** START OF RECORDED INFORMATION **
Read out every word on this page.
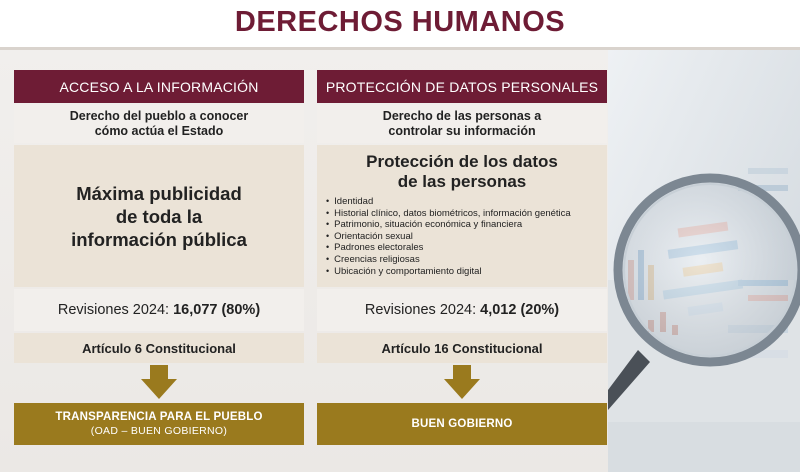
DERECHOS HUMANOS
ACCESO A LA INFORMACIÓN
Derecho del pueblo a conocer
cómo actúa el Estado
Máxima publicidad
de toda la
información pública
Revisiones 2024: 16,077 (80%)
Artículo 6 Constitucional
TRANSPARENCIA PARA EL PUEBLO
(OAD – BUEN GOBIERNO)
PROTECCIÓN DE DATOS PERSONALES
Derecho de las personas a
controlar su información
Protección de los datos
de las personas
• Identidad
• Historial clínico, datos biométricos, información genética
• Patrimonio, situación económica y financiera
• Orientación sexual
• Padrones electorales
• Creencias religiosas
• Ubicación y comportamiento digital
Revisiones 2024: 4,012 (20%)
Artículo 16 Constitucional
BUEN GOBIERNO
** END OF RECORDED INFORMATION **
_PROBLEM TO SOLVE_. Which lines contain "Revisiones"? Show each of them.

_OUTPUT FOR THIS TASK_.
Revisiones 2024: 16,077 (80%)
Revisiones 2024: 4,012 (20%)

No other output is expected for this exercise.